:: WHAT YOU HAVE TO DO ::
Rewrite the listing below as a numbered list, leaving out blank lines and any pictures.

(begin)

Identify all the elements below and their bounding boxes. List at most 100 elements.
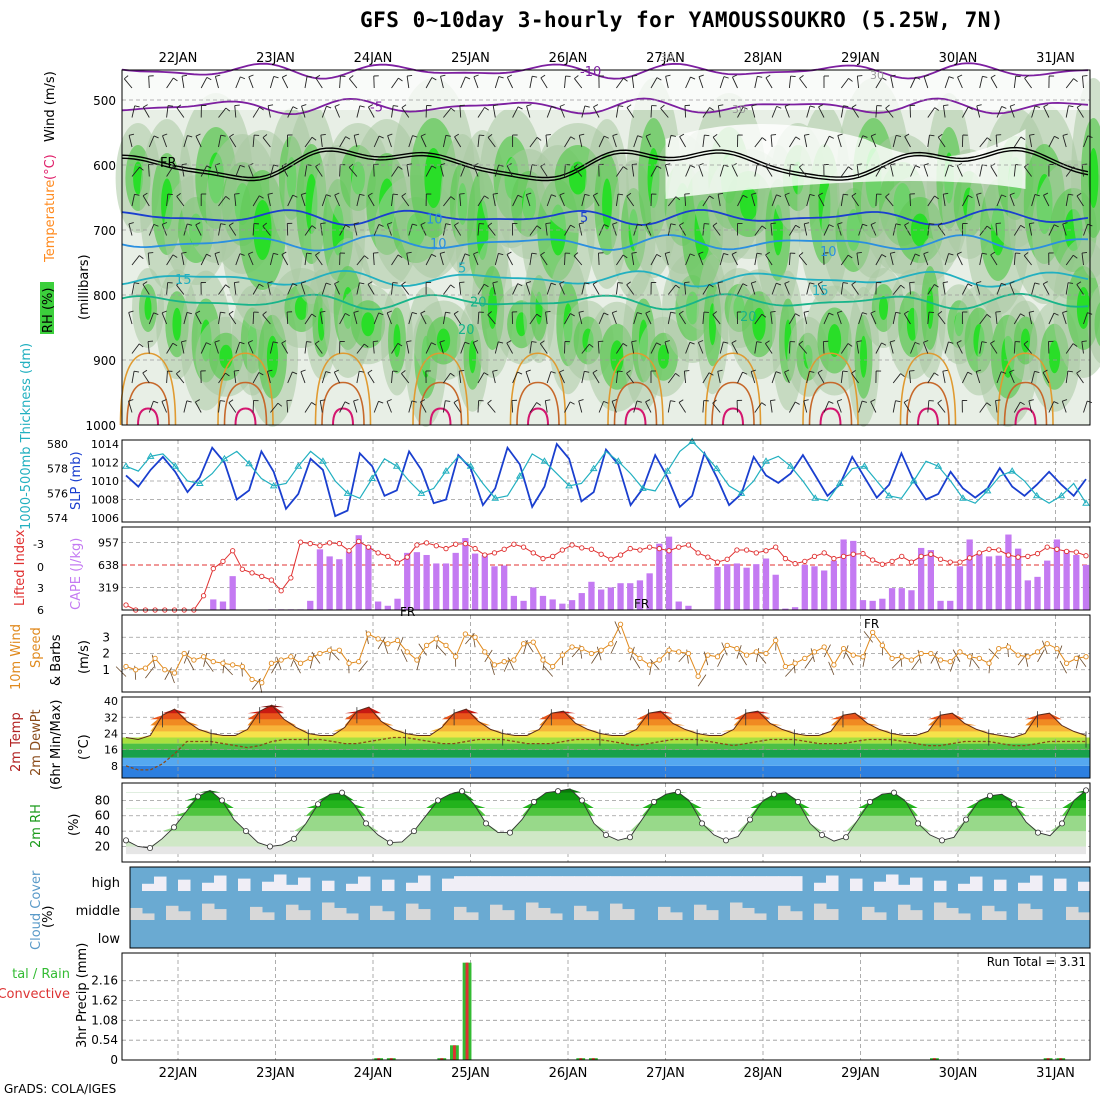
wind-barb [559, 283, 565, 295]
wind-barb [803, 399, 809, 402]
wind-barb [142, 369, 148, 374]
thickness-tick: 578 [47, 463, 68, 476]
wind-barb [937, 311, 943, 315]
wind-barb [995, 312, 998, 325]
wind-barb [1073, 166, 1078, 171]
rh-point [867, 798, 874, 805]
run-total-label: Run Total = 3.31 [987, 955, 1086, 969]
wind-barb [904, 133, 910, 137]
wind10-point [288, 654, 294, 660]
wind-barb [617, 282, 623, 284]
wind-barb [836, 312, 842, 325]
wind-barb [1013, 341, 1016, 354]
thickness-point [146, 452, 155, 459]
cape-bar [345, 551, 353, 610]
wind-barb [667, 312, 672, 325]
thickness-point [786, 462, 795, 469]
wind-barb [267, 282, 271, 295]
wind10-barb [276, 656, 282, 671]
wind-barb [1024, 166, 1032, 177]
wind10-point [1054, 645, 1060, 652]
wind-barb [937, 222, 943, 227]
wind-barb [148, 135, 155, 148]
wind-barb [1013, 164, 1017, 177]
wind-barb [218, 135, 222, 148]
rh-point [795, 798, 802, 805]
wind-barb [273, 76, 279, 79]
wind-barb [292, 283, 298, 286]
slp-tick: 1012 [91, 457, 119, 470]
wind-barb [304, 76, 308, 89]
wind10-barb [183, 650, 190, 664]
lifted-index-point [375, 550, 381, 556]
wind-barb [798, 255, 808, 266]
wind10-point [695, 673, 701, 679]
wind-barb [314, 343, 323, 354]
cloud-bar [658, 876, 671, 891]
wind-barb [636, 400, 642, 403]
wind-barb [732, 74, 738, 78]
wind-barb [616, 343, 624, 354]
wind-barb [851, 373, 859, 384]
cape-bar [772, 574, 779, 610]
wind-barb [353, 310, 359, 313]
wind-barb [900, 284, 905, 289]
wind-barb [875, 342, 882, 354]
cape-bar [675, 601, 682, 610]
wind-barb [962, 195, 969, 207]
lifted-index-point [782, 555, 789, 562]
wind10-point [171, 670, 178, 676]
wind-barb [529, 137, 538, 148]
wind-barb [742, 283, 748, 287]
wind-barb [459, 281, 465, 284]
wind-barb [181, 340, 187, 343]
wind-barb [464, 341, 470, 345]
wind-barb [252, 223, 255, 236]
wind-barb [761, 313, 767, 318]
thickness-point [442, 467, 450, 474]
wind-barb [287, 106, 294, 118]
wind-barb [934, 107, 940, 111]
wind-barb [990, 251, 996, 256]
wind-barb [685, 253, 691, 266]
slp-tick: 1010 [91, 475, 119, 488]
wind-barb [731, 165, 738, 177]
wind-barb [927, 372, 935, 384]
rh-shade [657, 344, 670, 369]
cape-bar [481, 554, 488, 610]
cape-bar [627, 583, 634, 610]
wind-barb [334, 283, 341, 295]
isotherm-bl [217, 352, 274, 426]
wind-barb [944, 76, 950, 89]
wind10-point [899, 654, 905, 660]
wind-barb [267, 192, 273, 195]
lifted-index-point [763, 548, 769, 554]
wind-barb [315, 254, 323, 266]
precip-convective-bar [579, 1058, 583, 1060]
wind10-barb [484, 649, 493, 663]
wind-barb [442, 400, 446, 413]
cloud-bar [370, 905, 383, 920]
rh-point [266, 843, 273, 850]
wind-barb [234, 105, 237, 118]
slp-tick: 1006 [91, 512, 119, 525]
wind-barb [373, 164, 375, 177]
wind10-point [957, 649, 963, 655]
cape-bar [452, 552, 459, 610]
rh-point [362, 820, 369, 827]
wind-barb [804, 222, 810, 225]
wind-barb [176, 193, 181, 197]
wind-barb [406, 253, 410, 266]
wind-barb [890, 251, 896, 254]
wind10-point [346, 660, 352, 666]
lifted-index-point [346, 548, 352, 554]
wind-barb [956, 254, 963, 266]
rh-point [891, 789, 898, 796]
wind-barb [1053, 401, 1059, 404]
wind-barb [665, 74, 671, 77]
wind-barb [440, 76, 444, 89]
wind-barb [967, 371, 973, 375]
wind-barb [667, 373, 676, 384]
wind-barb [1024, 74, 1029, 79]
cape-bar [646, 573, 653, 610]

(end)

:: CORRECT RESPONSE ::
1. Identify all the elements below and their bounding boxes. List at most 100 elements.
2. wind-barb [559, 283, 565, 295]
3. wind-barb [803, 399, 809, 402]
4. wind-barb [142, 369, 148, 374]
5. thickness-tick: 578 [47, 463, 68, 476]
6. wind-barb [937, 311, 943, 315]
7. wind-barb [995, 312, 998, 325]
8. wind-barb [1073, 166, 1078, 171]
9. rh-point [867, 798, 874, 805]
10. run-total-label: Run Total = 3.31 [987, 955, 1086, 969]
11. wind-barb [904, 133, 910, 137]
12. wind10-point [288, 654, 294, 660]
13. wind-barb [617, 282, 623, 284]
14. wind-barb [836, 312, 842, 325]
15. wind-barb [1013, 341, 1016, 354]
16. thickness-point [146, 452, 155, 459]
17. cape-bar [345, 551, 353, 610]
18. wind-barb [667, 312, 672, 325]
19. thickness-point [786, 462, 795, 469]
20. wind-barb [267, 282, 271, 295]
21. wind10-barb [276, 656, 282, 671]
22. wind-barb [1024, 166, 1032, 177]
23. wind10-point [1054, 645, 1060, 652]
24. wind-barb [937, 222, 943, 227]
25. wind-barb [148, 135, 155, 148]
26. wind-barb [1013, 164, 1017, 177]
27. wind-barb [218, 135, 222, 148]
28. rh-point [795, 798, 802, 805]
29. wind-barb [273, 76, 279, 79]
30. wind-barb [292, 283, 298, 286]
31. slp-tick: 1012 [91, 457, 119, 470]
32. wind-barb [304, 76, 308, 89]
33. wind10-barb [183, 650, 190, 664]
34. lifted-index-point [375, 550, 381, 556]
35. wind-barb [798, 255, 808, 266]
36. wind10-point [695, 673, 701, 679]
37. wind-barb [314, 343, 323, 354]
38. cloud-bar [658, 876, 671, 891]
39. wind-barb [636, 400, 642, 403]
40. wind-barb [732, 74, 738, 78]
41. wind-barb [616, 343, 624, 354]
42. wind-barb [851, 373, 859, 384]
43. cape-bar [772, 574, 779, 610]
44. wind-barb [353, 310, 359, 313]
45. wind-barb [900, 284, 905, 289]
46. wind-barb [875, 342, 882, 354]
47. cape-bar [675, 601, 682, 610]
48. wind-barb [962, 195, 969, 207]
49. lifted-index-point [782, 555, 789, 562]
50. wind10-point [171, 670, 178, 676]
51. wind-barb [529, 137, 538, 148]
52. wind-barb [742, 283, 748, 287]
53. wind-barb [459, 281, 465, 284]
54. wind-barb [181, 340, 187, 343]
55. wind-barb [464, 341, 470, 345]
56. wind-barb [252, 223, 255, 236]
57. wind-barb [761, 313, 767, 318]
58. thickness-point [442, 467, 450, 474]
59. wind-barb [287, 106, 294, 118]
60. wind-barb [934, 107, 940, 111]
61. wind-barb [990, 251, 996, 256]
62. wind-barb [685, 253, 691, 266]
63. slp-tick: 1010 [91, 475, 119, 488]
64. wind-barb [731, 165, 738, 177]
65. wind-barb [927, 372, 935, 384]
66. rh-shade [657, 344, 670, 369]
67. cape-bar [481, 554, 488, 610]
68. cape-bar [627, 583, 634, 610]
69. wind-barb [334, 283, 341, 295]
70. isotherm-bl [217, 352, 274, 426]
71. wind-barb [944, 76, 950, 89]
72. wind10-point [899, 654, 905, 660]
73. wind-barb [267, 192, 273, 195]
74. lifted-index-point [763, 548, 769, 554]
75. wind-barb [315, 254, 323, 266]
76. precip-convective-bar [579, 1058, 583, 1060]
77. wind10-barb [484, 649, 493, 663]
78. wind-barb [442, 400, 446, 413]
79. cloud-bar [370, 905, 383, 920]
80. rh-point [266, 843, 273, 850]
81. wind-barb [234, 105, 237, 118]
82. slp-tick: 1006 [91, 512, 119, 525]
83. wind-barb [373, 164, 375, 177]
84. wind10-point [957, 649, 963, 655]
85. cape-bar [452, 552, 459, 610]
86. rh-point [362, 820, 369, 827]
87. wind-barb [804, 222, 810, 225]
88. wind-barb [176, 193, 181, 197]
89. wind-barb [406, 253, 410, 266]
90. wind-barb [890, 251, 896, 254]
91. wind10-point [346, 660, 352, 666]
92. lifted-index-point [346, 548, 352, 554]
93. wind-barb [956, 254, 963, 266]
94. rh-point [891, 789, 898, 796]
95. wind-barb [1053, 401, 1059, 404]
96. wind-barb [665, 74, 671, 77]
97. wind-barb [440, 76, 444, 89]
98. wind-barb [967, 371, 973, 375]
99. wind-barb [667, 373, 676, 384]
100. wind-barb [1024, 74, 1029, 79]
101. cape-bar [646, 573, 653, 610]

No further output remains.